# TASK TO CARRY OUT:
Each line of the listing that contains the word "icon" is to be copied.

# DATASET CONTENT:
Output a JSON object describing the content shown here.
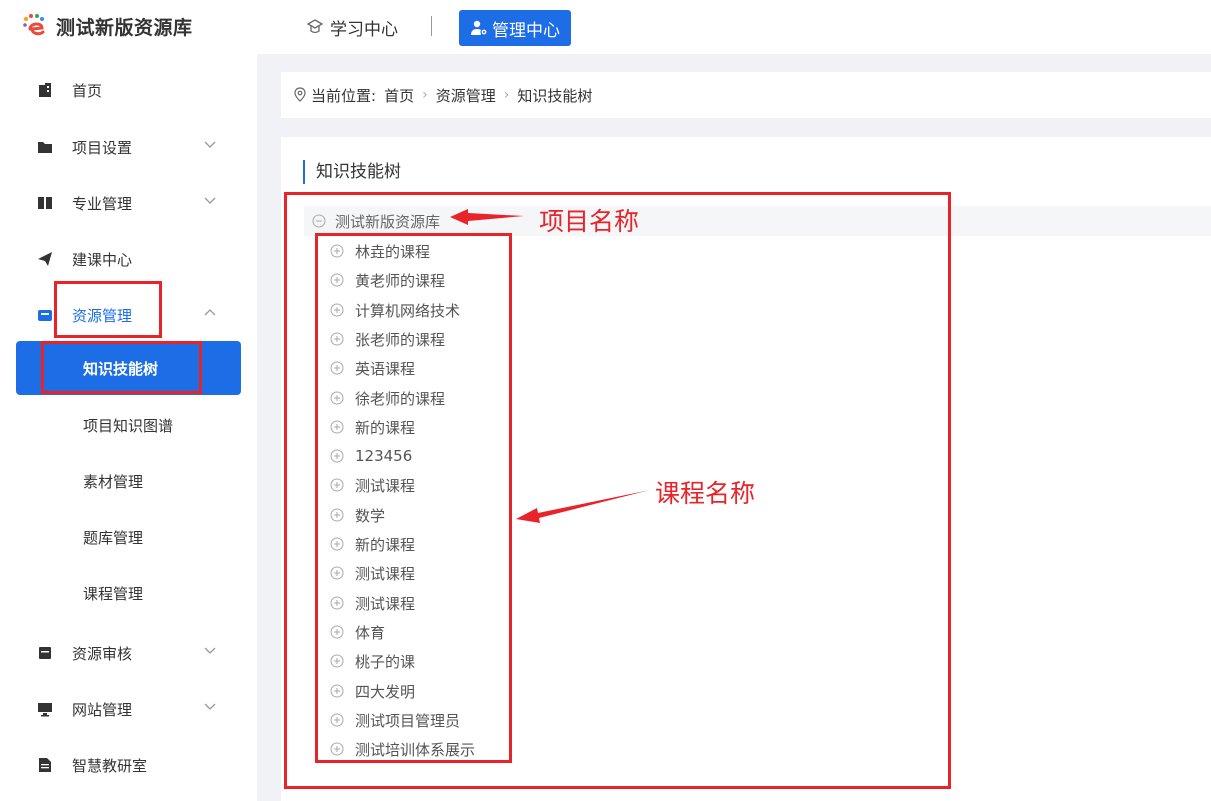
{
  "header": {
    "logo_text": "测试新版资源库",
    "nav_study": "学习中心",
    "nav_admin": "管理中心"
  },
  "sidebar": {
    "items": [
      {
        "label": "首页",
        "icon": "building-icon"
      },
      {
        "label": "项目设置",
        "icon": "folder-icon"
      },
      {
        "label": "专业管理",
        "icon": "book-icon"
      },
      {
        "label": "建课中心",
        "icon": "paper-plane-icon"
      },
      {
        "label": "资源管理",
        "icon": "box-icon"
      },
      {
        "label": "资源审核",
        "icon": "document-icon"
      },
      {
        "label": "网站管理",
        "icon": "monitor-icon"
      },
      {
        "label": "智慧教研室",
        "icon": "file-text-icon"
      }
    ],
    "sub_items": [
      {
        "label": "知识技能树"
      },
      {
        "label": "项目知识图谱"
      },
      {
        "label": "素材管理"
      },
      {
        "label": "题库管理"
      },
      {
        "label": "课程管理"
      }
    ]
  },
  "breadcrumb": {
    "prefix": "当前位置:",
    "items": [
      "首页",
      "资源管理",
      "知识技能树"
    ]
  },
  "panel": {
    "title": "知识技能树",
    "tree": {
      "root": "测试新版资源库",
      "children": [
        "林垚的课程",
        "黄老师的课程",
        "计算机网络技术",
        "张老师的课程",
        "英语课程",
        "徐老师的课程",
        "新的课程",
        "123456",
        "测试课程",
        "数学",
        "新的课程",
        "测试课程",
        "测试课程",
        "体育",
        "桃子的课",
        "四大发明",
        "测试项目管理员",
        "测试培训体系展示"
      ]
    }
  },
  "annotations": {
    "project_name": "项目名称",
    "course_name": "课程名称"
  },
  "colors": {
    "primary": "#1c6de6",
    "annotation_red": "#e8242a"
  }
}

# SOLVED PROBLEM:
        "icon": "building-icon"
        "icon": "folder-icon"
        "icon": "book-icon"
        "icon": "paper-plane-icon"
        "icon": "box-icon"
        "icon": "document-icon"
        "icon": "monitor-icon"
        "icon": "file-text-icon"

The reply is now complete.